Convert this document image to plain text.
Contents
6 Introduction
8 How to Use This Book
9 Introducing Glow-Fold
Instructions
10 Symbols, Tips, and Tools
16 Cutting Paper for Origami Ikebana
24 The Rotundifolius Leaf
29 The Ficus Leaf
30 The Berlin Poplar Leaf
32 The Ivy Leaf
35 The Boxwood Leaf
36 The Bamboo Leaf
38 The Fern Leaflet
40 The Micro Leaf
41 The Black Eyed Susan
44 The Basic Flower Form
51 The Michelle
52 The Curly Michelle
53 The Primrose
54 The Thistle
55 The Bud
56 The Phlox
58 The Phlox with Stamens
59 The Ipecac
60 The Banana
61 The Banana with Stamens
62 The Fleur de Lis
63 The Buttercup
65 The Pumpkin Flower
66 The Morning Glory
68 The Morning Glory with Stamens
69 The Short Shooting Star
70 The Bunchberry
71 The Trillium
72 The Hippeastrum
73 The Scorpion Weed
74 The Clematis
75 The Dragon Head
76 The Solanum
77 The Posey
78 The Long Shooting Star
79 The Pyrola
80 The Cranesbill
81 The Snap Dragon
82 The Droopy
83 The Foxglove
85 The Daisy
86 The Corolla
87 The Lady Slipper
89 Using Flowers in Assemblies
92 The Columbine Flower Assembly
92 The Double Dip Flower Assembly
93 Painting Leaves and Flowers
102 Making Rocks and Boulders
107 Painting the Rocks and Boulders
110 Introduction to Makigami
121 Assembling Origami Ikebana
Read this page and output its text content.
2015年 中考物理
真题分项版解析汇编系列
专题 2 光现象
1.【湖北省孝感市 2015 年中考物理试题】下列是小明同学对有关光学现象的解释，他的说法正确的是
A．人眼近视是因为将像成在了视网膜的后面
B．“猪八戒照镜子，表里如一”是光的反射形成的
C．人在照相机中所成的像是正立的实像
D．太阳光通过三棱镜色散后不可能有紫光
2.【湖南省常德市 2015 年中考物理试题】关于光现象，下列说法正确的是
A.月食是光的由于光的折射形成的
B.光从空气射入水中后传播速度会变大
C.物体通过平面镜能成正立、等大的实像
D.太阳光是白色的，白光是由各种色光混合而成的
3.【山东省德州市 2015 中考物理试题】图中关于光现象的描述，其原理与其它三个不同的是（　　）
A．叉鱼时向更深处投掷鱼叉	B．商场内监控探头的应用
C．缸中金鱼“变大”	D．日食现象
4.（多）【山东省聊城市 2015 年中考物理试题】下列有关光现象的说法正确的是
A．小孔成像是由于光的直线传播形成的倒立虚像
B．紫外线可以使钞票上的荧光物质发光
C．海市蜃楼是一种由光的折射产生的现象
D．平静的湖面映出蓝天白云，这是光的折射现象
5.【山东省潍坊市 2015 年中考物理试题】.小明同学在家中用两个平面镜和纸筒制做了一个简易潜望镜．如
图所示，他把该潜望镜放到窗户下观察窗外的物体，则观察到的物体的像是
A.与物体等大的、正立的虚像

════════════════════

Each line of the data that includes the word "Dragon" counts once; report the total and nothing more.

2